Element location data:
** Start **

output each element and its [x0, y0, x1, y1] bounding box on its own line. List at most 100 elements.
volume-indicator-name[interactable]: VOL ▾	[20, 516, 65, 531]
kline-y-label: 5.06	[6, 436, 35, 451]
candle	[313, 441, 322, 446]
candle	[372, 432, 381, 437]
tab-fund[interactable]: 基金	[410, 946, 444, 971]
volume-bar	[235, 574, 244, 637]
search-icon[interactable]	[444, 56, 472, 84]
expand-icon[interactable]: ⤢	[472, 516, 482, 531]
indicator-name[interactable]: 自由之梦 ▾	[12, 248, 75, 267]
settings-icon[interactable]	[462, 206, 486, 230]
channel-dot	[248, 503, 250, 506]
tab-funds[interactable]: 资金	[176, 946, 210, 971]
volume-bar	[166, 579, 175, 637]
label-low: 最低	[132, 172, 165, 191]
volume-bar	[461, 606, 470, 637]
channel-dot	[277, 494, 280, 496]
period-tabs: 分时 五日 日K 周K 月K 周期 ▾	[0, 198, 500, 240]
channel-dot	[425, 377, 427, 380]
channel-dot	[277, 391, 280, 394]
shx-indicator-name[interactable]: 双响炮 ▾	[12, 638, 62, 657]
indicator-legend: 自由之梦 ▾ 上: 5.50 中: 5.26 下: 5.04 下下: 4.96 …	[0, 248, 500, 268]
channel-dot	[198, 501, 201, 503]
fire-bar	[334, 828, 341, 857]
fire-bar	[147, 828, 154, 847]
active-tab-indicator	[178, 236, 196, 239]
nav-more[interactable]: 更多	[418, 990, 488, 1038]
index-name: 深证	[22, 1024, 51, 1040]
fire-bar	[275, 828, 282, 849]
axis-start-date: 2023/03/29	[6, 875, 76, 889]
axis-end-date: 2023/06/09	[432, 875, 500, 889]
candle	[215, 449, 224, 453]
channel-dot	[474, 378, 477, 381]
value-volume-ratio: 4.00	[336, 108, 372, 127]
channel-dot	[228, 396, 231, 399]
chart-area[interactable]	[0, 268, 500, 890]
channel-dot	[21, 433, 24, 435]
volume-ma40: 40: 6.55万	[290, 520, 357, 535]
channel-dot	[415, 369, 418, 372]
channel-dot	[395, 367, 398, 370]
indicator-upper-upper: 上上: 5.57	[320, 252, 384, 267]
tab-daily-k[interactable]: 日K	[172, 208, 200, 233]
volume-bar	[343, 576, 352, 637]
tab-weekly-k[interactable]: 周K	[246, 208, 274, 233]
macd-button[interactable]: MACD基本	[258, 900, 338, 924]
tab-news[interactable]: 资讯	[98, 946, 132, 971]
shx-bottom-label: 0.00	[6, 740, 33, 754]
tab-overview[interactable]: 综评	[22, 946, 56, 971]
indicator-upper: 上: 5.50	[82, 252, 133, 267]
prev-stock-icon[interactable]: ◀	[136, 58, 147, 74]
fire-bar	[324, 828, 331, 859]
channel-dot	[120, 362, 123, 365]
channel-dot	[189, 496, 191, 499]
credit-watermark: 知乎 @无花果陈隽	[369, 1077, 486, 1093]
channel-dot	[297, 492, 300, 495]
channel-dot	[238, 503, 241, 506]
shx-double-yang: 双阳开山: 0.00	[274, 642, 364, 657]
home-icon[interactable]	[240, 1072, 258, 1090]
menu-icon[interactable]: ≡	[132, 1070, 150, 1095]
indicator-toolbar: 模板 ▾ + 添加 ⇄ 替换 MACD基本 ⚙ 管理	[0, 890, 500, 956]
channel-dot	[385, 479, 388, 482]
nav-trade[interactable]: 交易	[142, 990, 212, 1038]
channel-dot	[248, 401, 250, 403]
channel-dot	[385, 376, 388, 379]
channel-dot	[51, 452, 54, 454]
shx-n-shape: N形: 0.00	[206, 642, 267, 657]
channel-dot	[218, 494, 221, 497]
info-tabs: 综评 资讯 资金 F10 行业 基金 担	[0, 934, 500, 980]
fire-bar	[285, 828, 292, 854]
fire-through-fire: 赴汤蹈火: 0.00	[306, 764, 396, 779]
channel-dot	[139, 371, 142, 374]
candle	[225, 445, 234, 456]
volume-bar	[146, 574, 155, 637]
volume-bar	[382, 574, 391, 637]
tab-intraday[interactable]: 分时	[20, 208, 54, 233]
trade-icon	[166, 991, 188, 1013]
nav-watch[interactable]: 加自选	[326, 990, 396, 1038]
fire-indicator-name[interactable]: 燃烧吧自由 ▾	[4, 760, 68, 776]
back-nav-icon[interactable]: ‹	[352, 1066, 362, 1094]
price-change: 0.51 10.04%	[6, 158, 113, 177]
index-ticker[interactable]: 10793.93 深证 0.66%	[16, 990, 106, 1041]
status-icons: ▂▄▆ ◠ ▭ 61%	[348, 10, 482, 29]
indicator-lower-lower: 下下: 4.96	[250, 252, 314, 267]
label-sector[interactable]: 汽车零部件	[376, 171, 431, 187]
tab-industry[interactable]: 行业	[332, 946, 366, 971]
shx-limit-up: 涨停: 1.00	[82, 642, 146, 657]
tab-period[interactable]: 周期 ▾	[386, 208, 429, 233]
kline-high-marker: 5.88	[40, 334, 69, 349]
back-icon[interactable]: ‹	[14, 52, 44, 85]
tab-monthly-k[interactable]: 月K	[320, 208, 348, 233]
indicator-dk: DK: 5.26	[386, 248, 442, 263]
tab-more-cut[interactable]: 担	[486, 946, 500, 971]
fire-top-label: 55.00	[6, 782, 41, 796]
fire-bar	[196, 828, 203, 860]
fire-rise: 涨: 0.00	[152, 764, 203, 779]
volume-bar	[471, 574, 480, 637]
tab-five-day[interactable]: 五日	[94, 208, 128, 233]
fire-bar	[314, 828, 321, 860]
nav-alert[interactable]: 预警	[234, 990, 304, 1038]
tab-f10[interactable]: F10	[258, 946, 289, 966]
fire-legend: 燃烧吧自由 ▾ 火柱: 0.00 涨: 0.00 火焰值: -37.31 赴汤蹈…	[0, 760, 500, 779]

** End **

Reproduce the lines from the first one through the line that contains "828, 282, 849]", unchanged.

output each element and its [x0, y0, x1, y1] bounding box on its own line. List at most 100 elements.
volume-indicator-name[interactable]: VOL ▾	[20, 516, 65, 531]
kline-y-label: 5.06	[6, 436, 35, 451]
candle	[313, 441, 322, 446]
candle	[372, 432, 381, 437]
tab-fund[interactable]: 基金	[410, 946, 444, 971]
volume-bar	[235, 574, 244, 637]
search-icon[interactable]	[444, 56, 472, 84]
expand-icon[interactable]: ⤢	[472, 516, 482, 531]
indicator-name[interactable]: 自由之梦 ▾	[12, 248, 75, 267]
settings-icon[interactable]	[462, 206, 486, 230]
channel-dot	[248, 503, 250, 506]
tab-funds[interactable]: 资金	[176, 946, 210, 971]
volume-bar	[166, 579, 175, 637]
label-low: 最低	[132, 172, 165, 191]
volume-bar	[461, 606, 470, 637]
channel-dot	[277, 494, 280, 496]
period-tabs: 分时 五日 日K 周K 月K 周期 ▾	[0, 198, 500, 240]
channel-dot	[425, 377, 427, 380]
channel-dot	[277, 391, 280, 394]
shx-indicator-name[interactable]: 双响炮 ▾	[12, 638, 62, 657]
indicator-legend: 自由之梦 ▾ 上: 5.50 中: 5.26 下: 5.04 下下: 4.96 …	[0, 248, 500, 268]
channel-dot	[198, 501, 201, 503]
fire-bar	[334, 828, 341, 857]
fire-bar	[147, 828, 154, 847]
active-tab-indicator	[178, 236, 196, 239]
nav-more[interactable]: 更多	[418, 990, 488, 1038]
index-name: 深证	[22, 1024, 51, 1040]
fire-bar	[275, 828, 282, 849]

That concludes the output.